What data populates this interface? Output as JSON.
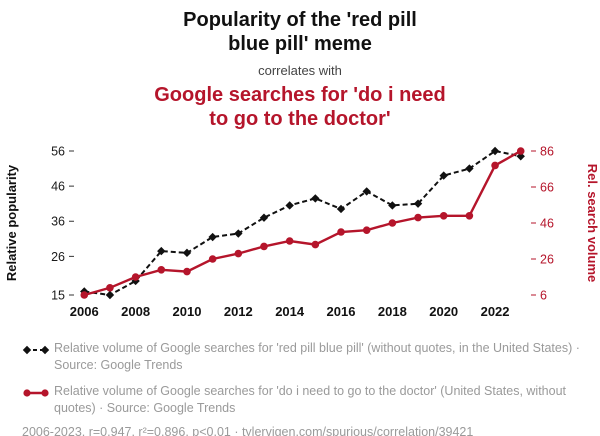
{
  "header": {
    "title": "Popularity of the 'red pill blue pill' meme",
    "subtitle": "correlates with",
    "title2": "Google searches for 'do i need to go to the doctor'"
  },
  "chart_data": {
    "type": "line",
    "x": [
      2006,
      2007,
      2008,
      2009,
      2010,
      2011,
      2012,
      2013,
      2014,
      2015,
      2016,
      2017,
      2018,
      2019,
      2020,
      2021,
      2022,
      2023
    ],
    "x_ticks": [
      2006,
      2008,
      2010,
      2012,
      2014,
      2016,
      2018,
      2020,
      2022
    ],
    "left_axis": {
      "label": "Relative popularity",
      "ticks": [
        15,
        26,
        36,
        46,
        56
      ],
      "range": [
        15,
        56
      ]
    },
    "right_axis": {
      "label": "Rel. search volume",
      "ticks": [
        6,
        26,
        46,
        66,
        86
      ],
      "range": [
        6,
        86
      ]
    },
    "grid": false,
    "legend_position": "bottom",
    "series": [
      {
        "name": "red pill blue pill",
        "axis": "left",
        "color": "#111111",
        "style": "dashed",
        "marker": "diamond",
        "values": [
          16,
          15,
          19,
          27.5,
          27,
          31.5,
          32.5,
          37,
          40.5,
          42.5,
          39.5,
          44.5,
          40.5,
          41,
          49,
          51,
          56,
          54.5
        ]
      },
      {
        "name": "do i need to go to the doctor",
        "axis": "right",
        "color": "#b5152b",
        "style": "solid",
        "marker": "circle",
        "values": [
          6,
          10,
          16,
          20,
          19,
          26,
          29,
          33,
          36,
          34,
          41,
          42,
          46,
          49,
          50,
          50,
          78,
          86
        ]
      }
    ]
  },
  "legend": [
    {
      "text": "Relative volume of Google searches for 'red pill blue pill' (without quotes, in the United States) · Source: Google Trends"
    },
    {
      "text": "Relative volume of Google searches for 'do i need to go to the doctor' (United States, without quotes) · Source: Google Trends"
    }
  ],
  "footer": "2006-2023, r=0.947, r²=0.896, p<0.01 · tylervigen.com/spurious/correlation/39421",
  "colors": {
    "black_series": "#111111",
    "red_series": "#b5152b",
    "legend_gray": "#9a9a9a"
  }
}
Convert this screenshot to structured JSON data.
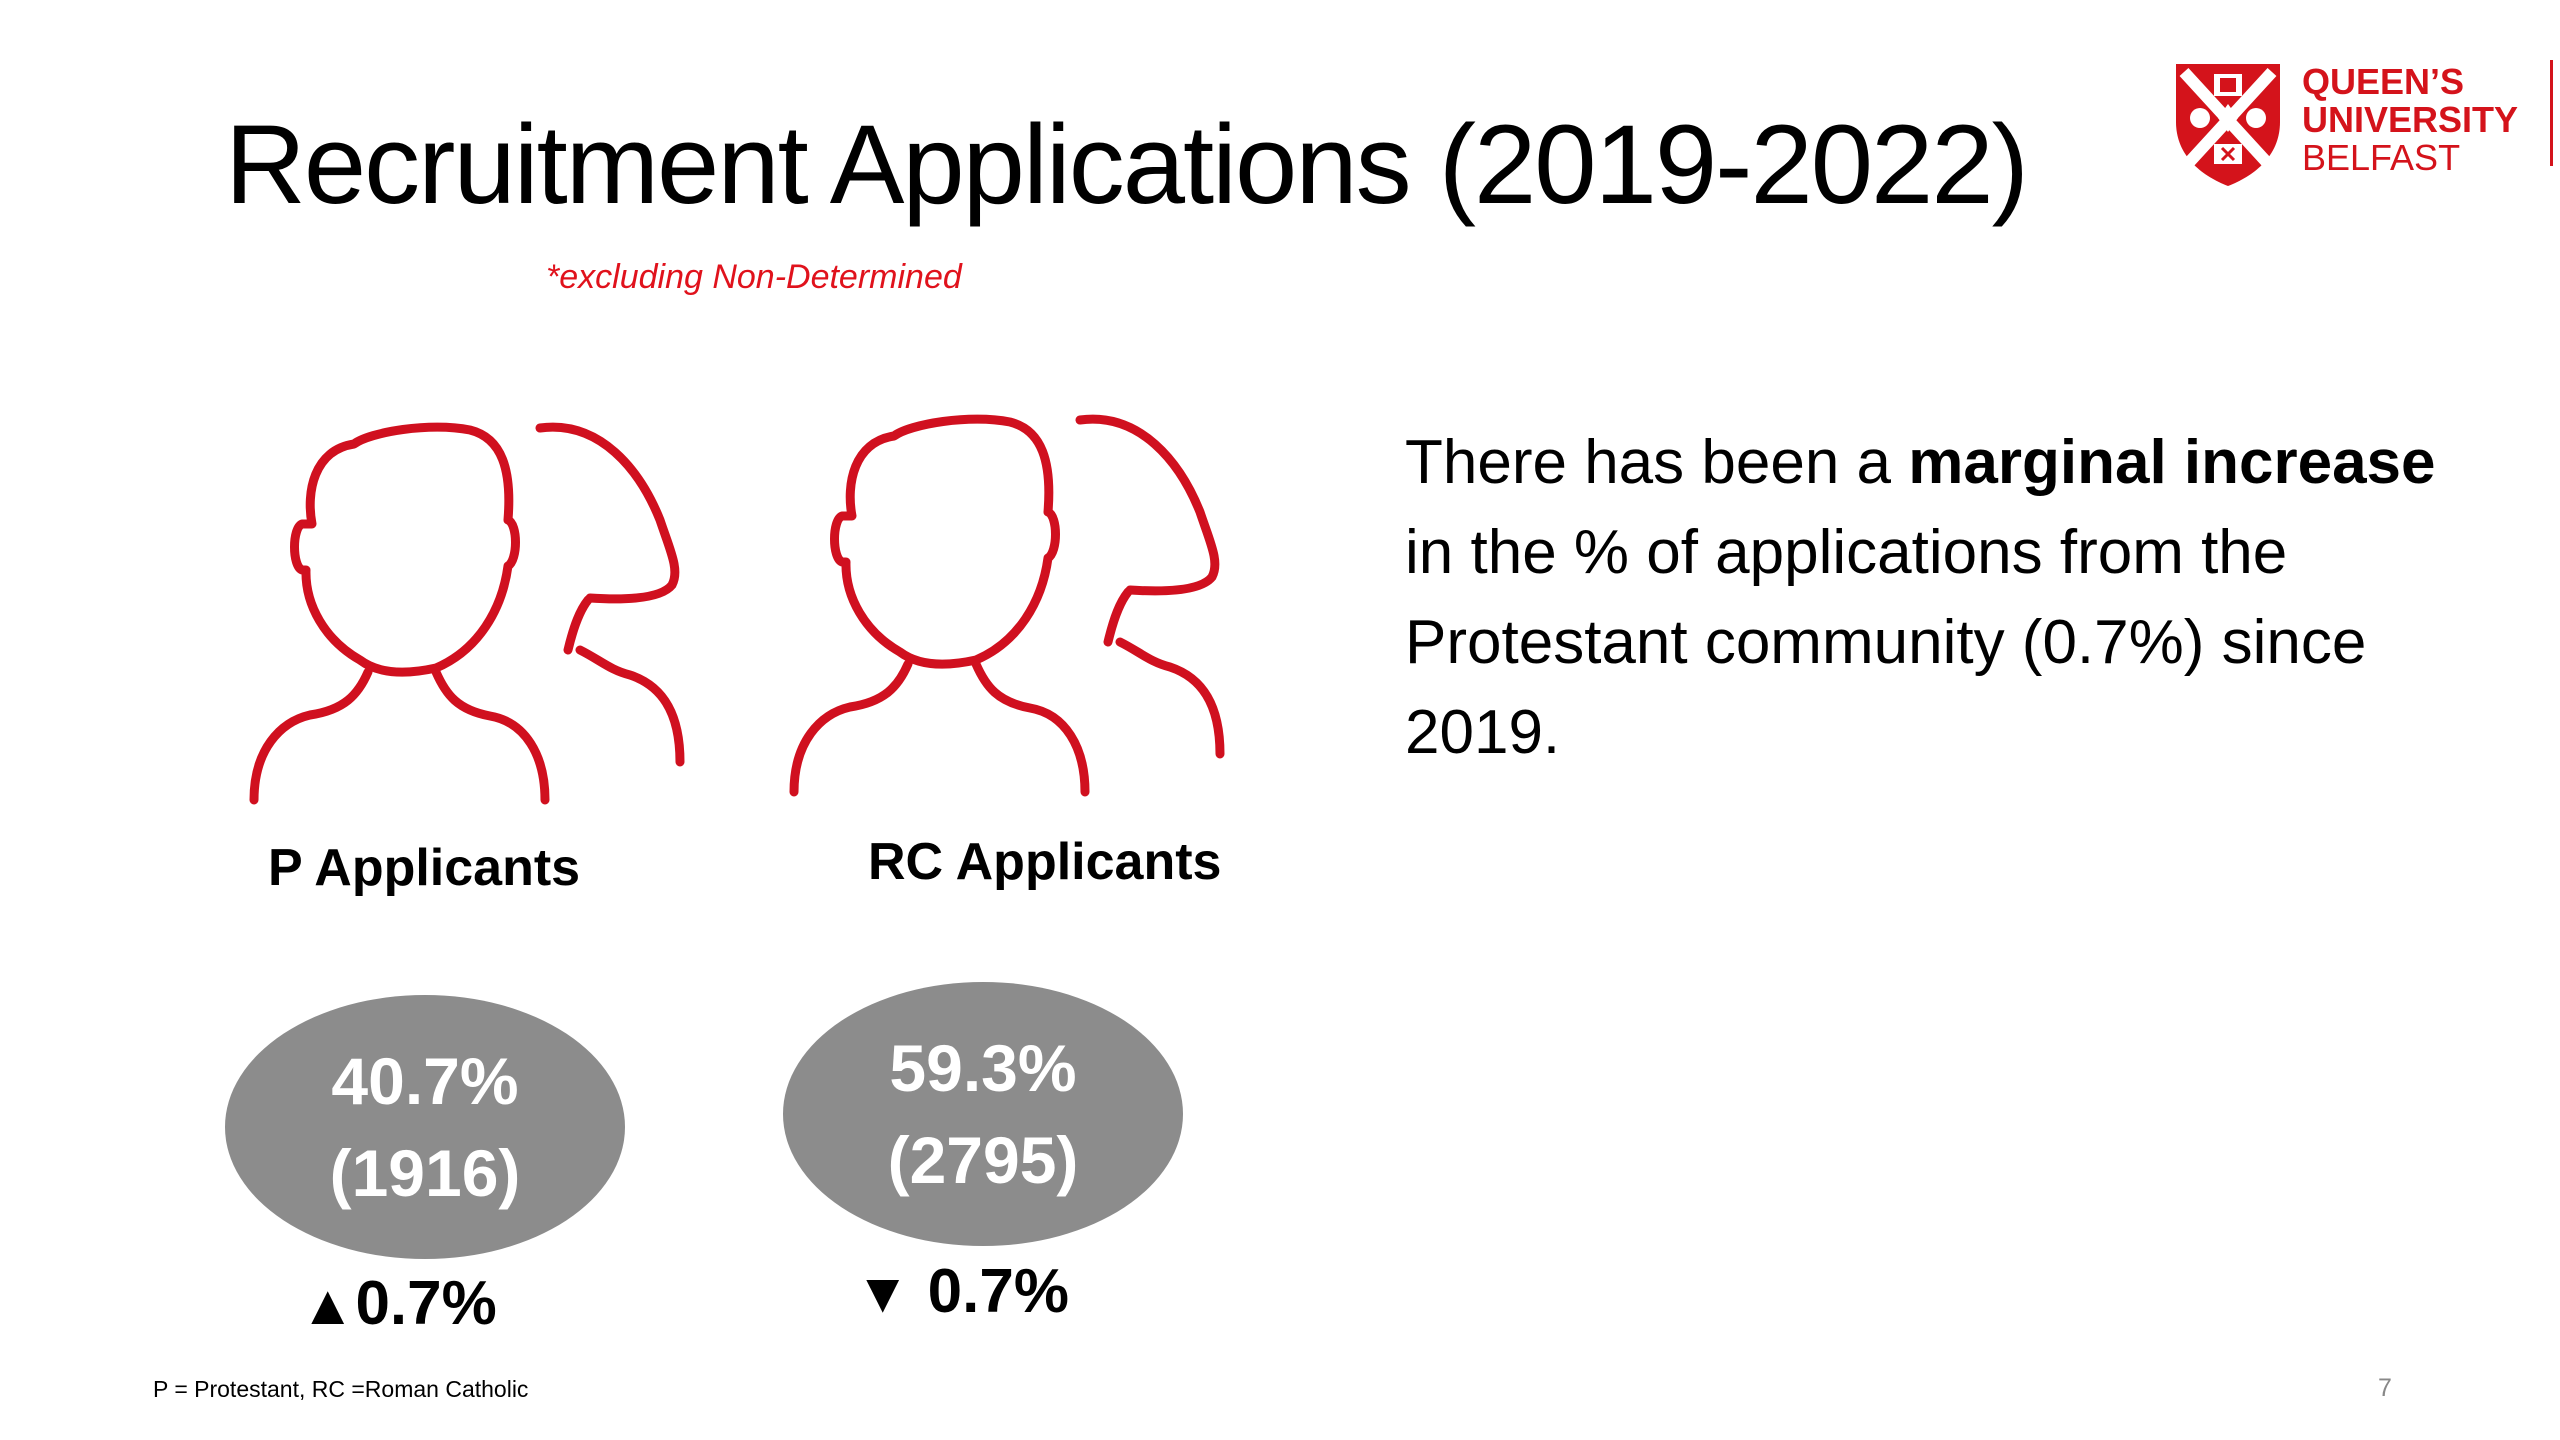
{
  "slide": {
    "title": "Recruitment Applications (2019-2022)",
    "subnote": "*excluding Non-Determined",
    "logo": {
      "line1": "QUEEN’S",
      "line2": "UNIVERSITY",
      "line3": "BELFAST",
      "brand_color": "#d4131b",
      "icon": "university-crest-icon"
    },
    "groups": [
      {
        "label": "P Applicants",
        "percent": "40.7%",
        "count": "(1916)",
        "arrow": "▲",
        "change": "0.7%",
        "icon": "people-outline-icon"
      },
      {
        "label": "RC Applicants",
        "percent": "59.3%",
        "count": "(2795)",
        "arrow": "▼",
        "change": "0.7%",
        "icon": "people-outline-icon"
      }
    ],
    "body": {
      "part1": "There has been a ",
      "bold": "marginal increase",
      "part2": " in the % of applications from the Protestant community (0.7%) since 2019."
    },
    "footnote": "P = Protestant, RC =Roman Catholic",
    "page_number": "7",
    "colors": {
      "accent_red": "#d4131b",
      "icon_red": "#d0101f",
      "oval_gray": "#8c8c8c"
    }
  }
}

########

• WHAT THE TASK REQUIRES:
Go through the entries above and print each one exactly, minus the pictures.

• FULL OUTPUT:
What data populates this interface? Output as JSON.
{
  "header": {
    "title": "Popularity of the 'red pill blue pill' meme",
    "subtitle": "correlates with",
    "title2": "Google searches for 'do i need to go to the doctor'"
  },
  "chart_data": {
    "type": "line",
    "x": [
      2006,
      2007,
      2008,
      2009,
      2010,
      2011,
      2012,
      2013,
      2014,
      2015,
      2016,
      2017,
      2018,
      2019,
      2020,
      2021,
      2022,
      2023
    ],
    "x_ticks": [
      2006,
      2008,
      2010,
      2012,
      2014,
      2016,
      2018,
      2020,
      2022
    ],
    "left_axis": {
      "label": "Relative popularity",
      "ticks": [
        15,
        26,
        36,
        46,
        56
      ],
      "range": [
        15,
        56
      ]
    },
    "right_axis": {
      "label": "Rel. search volume",
      "ticks": [
        6,
        26,
        46,
        66,
        86
      ],
      "range": [
        6,
        86
      ]
    },
    "grid": false,
    "legend_position": "bottom",
    "series": [
      {
        "name": "red pill blue pill",
        "axis": "left",
        "color": "#111111",
        "style": "dashed",
        "marker": "diamond",
        "values": [
          16,
          15,
          19,
          27.5,
          27,
          31.5,
          32.5,
          37,
          40.5,
          42.5,
          39.5,
          44.5,
          40.5,
          41,
          49,
          51,
          56,
          54.5
        ]
      },
      {
        "name": "do i need to go to the doctor",
        "axis": "right",
        "color": "#b5152b",
        "style": "solid",
        "marker": "circle",
        "values": [
          6,
          10,
          16,
          20,
          19,
          26,
          29,
          33,
          36,
          34,
          41,
          42,
          46,
          49,
          50,
          50,
          78,
          86
        ]
      }
    ]
  },
  "legend": [
    {
      "text": "Relative volume of Google searches for 'red pill blue pill' (without quotes, in the United States) · Source: Google Trends"
    },
    {
      "text": "Relative volume of Google searches for 'do i need to go to the doctor' (United States, without quotes) · Source: Google Trends"
    }
  ],
  "footer": "2006-2023, r=0.947, r²=0.896, p<0.01 · tylervigen.com/spurious/correlation/39421",
  "colors": {
    "black_series": "#111111",
    "red_series": "#b5152b",
    "legend_gray": "#9a9a9a"
  }
}
Convert this screenshot to structured JSON data.
{
  "slide": {
    "title": "Recruitment Applications (2019-2022)",
    "subnote": "*excluding Non-Determined",
    "logo": {
      "line1": "QUEEN’S",
      "line2": "UNIVERSITY",
      "line3": "BELFAST",
      "brand_color": "#d4131b",
      "icon": "university-crest-icon"
    },
    "groups": [
      {
        "label": "P Applicants",
        "percent": "40.7%",
        "count": "(1916)",
        "arrow": "▲",
        "change": "0.7%",
        "icon": "people-outline-icon"
      },
      {
        "label": "RC Applicants",
        "percent": "59.3%",
        "count": "(2795)",
        "arrow": "▼",
        "change": "0.7%",
        "icon": "people-outline-icon"
      }
    ],
    "body": {
      "part1": "There has been a ",
      "bold": "marginal increase",
      "part2": " in the % of applications from the Protestant community (0.7%) since 2019."
    },
    "footnote": "P = Protestant, RC =Roman Catholic",
    "page_number": "7",
    "colors": {
      "accent_red": "#d4131b",
      "icon_red": "#d0101f",
      "oval_gray": "#8c8c8c"
    }
  }
}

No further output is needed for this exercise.